__TASK DETAILS__:
Your task is to return the line containing "Transcribe this image's" plus every line after it, exactly and with nothing added.

--- Start of DATA FOR THIS TASK ---

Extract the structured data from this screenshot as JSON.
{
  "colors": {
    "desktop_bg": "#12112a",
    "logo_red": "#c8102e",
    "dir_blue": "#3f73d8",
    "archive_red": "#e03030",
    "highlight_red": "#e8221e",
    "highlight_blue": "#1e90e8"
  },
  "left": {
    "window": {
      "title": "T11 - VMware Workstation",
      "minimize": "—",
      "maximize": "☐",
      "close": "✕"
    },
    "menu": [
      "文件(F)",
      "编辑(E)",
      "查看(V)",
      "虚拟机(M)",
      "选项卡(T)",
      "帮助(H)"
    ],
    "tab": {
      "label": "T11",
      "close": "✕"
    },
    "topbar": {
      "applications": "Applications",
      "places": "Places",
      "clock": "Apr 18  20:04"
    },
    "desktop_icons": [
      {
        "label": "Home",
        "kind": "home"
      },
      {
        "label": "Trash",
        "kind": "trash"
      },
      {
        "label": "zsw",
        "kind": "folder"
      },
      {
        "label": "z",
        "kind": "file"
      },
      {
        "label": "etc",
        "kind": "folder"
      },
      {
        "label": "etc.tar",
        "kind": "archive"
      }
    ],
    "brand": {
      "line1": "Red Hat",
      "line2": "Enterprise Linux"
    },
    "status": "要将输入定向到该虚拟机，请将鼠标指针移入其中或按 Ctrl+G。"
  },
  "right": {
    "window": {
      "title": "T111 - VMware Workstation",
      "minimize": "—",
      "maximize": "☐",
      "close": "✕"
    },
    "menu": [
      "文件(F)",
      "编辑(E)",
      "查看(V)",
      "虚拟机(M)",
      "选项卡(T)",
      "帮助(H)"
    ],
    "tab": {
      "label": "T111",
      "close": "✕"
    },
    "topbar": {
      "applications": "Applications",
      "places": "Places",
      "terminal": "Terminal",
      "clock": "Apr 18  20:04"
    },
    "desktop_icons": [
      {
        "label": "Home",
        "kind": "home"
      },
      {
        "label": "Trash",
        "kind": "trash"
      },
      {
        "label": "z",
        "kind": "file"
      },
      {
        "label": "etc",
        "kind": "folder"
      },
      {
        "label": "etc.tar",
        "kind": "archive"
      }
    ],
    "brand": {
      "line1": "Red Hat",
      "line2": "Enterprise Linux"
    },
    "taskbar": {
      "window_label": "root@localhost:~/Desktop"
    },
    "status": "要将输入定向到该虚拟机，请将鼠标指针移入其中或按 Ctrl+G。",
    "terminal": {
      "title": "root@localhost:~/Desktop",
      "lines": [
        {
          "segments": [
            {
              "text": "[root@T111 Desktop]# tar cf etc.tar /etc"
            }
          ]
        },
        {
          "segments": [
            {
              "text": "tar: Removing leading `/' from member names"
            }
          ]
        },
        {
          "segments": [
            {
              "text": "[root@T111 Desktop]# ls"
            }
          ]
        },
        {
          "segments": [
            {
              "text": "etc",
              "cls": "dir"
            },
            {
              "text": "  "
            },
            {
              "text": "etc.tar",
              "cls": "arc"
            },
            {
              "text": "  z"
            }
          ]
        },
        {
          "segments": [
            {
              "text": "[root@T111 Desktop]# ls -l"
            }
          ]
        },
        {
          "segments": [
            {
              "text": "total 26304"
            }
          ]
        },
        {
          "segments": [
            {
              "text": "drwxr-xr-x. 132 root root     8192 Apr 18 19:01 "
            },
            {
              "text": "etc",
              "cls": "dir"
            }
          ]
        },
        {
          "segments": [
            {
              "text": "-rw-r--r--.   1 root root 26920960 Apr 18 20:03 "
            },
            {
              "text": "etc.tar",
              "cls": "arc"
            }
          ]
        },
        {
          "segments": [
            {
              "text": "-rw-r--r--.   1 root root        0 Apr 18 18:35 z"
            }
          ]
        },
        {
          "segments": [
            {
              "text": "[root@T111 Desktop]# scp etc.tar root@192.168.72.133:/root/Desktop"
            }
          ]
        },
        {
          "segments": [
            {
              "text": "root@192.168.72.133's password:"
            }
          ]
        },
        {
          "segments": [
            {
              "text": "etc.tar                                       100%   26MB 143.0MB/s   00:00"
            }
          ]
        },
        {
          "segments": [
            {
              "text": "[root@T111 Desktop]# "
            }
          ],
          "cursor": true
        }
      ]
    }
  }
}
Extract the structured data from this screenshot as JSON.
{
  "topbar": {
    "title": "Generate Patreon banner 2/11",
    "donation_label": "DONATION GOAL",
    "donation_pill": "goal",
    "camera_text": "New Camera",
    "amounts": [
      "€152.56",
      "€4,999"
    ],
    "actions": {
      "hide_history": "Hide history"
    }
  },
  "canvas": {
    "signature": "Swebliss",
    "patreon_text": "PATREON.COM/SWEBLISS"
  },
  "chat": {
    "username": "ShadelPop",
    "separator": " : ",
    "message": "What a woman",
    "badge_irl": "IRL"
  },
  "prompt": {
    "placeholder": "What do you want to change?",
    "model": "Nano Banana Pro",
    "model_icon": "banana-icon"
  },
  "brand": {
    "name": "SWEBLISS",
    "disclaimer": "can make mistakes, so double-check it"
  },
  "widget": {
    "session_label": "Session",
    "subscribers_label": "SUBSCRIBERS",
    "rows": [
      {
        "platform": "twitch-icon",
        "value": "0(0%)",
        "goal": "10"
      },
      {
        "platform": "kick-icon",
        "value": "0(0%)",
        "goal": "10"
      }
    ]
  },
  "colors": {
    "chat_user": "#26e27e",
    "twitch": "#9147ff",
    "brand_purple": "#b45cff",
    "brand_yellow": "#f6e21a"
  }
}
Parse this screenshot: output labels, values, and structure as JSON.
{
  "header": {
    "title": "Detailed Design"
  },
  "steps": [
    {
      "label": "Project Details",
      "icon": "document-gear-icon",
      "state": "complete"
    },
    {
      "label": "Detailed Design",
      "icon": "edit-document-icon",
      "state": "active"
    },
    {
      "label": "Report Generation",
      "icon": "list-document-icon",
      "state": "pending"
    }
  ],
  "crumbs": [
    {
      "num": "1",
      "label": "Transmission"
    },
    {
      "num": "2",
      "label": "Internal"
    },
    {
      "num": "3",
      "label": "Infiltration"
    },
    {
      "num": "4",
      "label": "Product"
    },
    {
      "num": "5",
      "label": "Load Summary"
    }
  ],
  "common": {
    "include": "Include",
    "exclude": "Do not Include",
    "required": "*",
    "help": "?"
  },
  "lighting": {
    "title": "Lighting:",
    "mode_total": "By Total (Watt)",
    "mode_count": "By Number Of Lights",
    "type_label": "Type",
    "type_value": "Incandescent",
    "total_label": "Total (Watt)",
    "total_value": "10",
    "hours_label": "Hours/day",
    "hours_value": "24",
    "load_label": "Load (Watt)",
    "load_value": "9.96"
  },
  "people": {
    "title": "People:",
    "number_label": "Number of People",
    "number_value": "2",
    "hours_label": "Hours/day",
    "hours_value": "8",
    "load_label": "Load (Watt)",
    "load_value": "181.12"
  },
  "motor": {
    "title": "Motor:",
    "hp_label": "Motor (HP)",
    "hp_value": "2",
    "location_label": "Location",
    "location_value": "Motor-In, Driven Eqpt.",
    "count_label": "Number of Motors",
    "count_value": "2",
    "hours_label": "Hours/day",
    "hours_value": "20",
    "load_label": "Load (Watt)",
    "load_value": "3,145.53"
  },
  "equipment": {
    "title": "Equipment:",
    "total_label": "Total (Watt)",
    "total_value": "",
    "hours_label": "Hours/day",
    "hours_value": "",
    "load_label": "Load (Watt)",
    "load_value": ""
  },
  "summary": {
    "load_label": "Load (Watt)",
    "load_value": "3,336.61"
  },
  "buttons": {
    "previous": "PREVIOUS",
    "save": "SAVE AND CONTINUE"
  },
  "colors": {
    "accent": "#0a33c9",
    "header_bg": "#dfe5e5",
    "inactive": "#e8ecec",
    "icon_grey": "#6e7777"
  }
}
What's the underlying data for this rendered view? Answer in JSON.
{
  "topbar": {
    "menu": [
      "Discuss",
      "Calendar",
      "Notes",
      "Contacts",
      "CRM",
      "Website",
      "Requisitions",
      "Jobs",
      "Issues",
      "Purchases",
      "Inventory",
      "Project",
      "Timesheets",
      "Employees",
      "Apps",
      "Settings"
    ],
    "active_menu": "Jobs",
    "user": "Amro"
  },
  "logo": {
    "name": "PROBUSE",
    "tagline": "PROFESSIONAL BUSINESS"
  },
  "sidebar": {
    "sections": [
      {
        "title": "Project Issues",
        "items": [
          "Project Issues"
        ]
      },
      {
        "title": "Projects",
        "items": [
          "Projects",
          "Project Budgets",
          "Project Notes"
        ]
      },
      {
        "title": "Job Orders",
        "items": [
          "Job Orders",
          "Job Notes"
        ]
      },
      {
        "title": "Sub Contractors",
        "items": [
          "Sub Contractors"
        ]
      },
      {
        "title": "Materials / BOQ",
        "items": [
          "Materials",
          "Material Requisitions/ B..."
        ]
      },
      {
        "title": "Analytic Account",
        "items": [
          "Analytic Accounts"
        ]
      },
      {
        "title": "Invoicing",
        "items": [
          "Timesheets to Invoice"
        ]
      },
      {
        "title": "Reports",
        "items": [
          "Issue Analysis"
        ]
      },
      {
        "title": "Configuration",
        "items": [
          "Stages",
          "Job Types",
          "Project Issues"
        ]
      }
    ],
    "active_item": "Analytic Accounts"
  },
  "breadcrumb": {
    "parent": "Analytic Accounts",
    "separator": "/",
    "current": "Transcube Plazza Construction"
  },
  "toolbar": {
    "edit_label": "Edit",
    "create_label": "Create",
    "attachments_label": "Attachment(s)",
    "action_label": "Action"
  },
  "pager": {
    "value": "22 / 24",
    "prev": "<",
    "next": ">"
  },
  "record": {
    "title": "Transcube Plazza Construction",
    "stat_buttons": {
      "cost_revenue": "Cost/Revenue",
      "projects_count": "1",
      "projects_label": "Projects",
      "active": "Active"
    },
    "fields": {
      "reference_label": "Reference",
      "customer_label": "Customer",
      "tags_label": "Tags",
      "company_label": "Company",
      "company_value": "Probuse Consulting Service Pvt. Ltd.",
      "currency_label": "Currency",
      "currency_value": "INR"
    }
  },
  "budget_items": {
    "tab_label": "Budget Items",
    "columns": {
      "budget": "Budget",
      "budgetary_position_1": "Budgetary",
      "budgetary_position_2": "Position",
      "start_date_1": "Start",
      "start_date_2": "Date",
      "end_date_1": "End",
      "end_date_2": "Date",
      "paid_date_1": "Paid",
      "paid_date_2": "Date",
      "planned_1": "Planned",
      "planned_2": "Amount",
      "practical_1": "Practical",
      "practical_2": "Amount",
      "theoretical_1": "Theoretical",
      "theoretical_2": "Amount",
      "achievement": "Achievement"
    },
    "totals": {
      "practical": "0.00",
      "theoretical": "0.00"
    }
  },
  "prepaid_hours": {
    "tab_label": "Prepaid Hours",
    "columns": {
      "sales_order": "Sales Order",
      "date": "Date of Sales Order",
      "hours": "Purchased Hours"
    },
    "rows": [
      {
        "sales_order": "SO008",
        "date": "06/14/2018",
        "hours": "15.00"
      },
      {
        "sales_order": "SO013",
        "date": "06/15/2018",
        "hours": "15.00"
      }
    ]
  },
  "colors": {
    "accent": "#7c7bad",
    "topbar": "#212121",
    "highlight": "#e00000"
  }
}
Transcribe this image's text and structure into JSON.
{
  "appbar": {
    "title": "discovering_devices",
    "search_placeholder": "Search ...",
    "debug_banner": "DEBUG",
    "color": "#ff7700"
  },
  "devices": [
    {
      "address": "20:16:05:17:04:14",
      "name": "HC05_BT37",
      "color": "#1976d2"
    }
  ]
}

--- End of DATA FOR THIS TASK ---

__COMPLETE ANSWER__:
Transcribe this image's text and structure into JSON.
{
  "appbar": {
    "title": "discovering_devices",
    "search_placeholder": "Search ...",
    "debug_banner": "DEBUG",
    "color": "#ff7700"
  },
  "devices": [
    {
      "address": "20:16:05:17:04:14",
      "name": "HC05_BT37",
      "color": "#1976d2"
    }
  ]
}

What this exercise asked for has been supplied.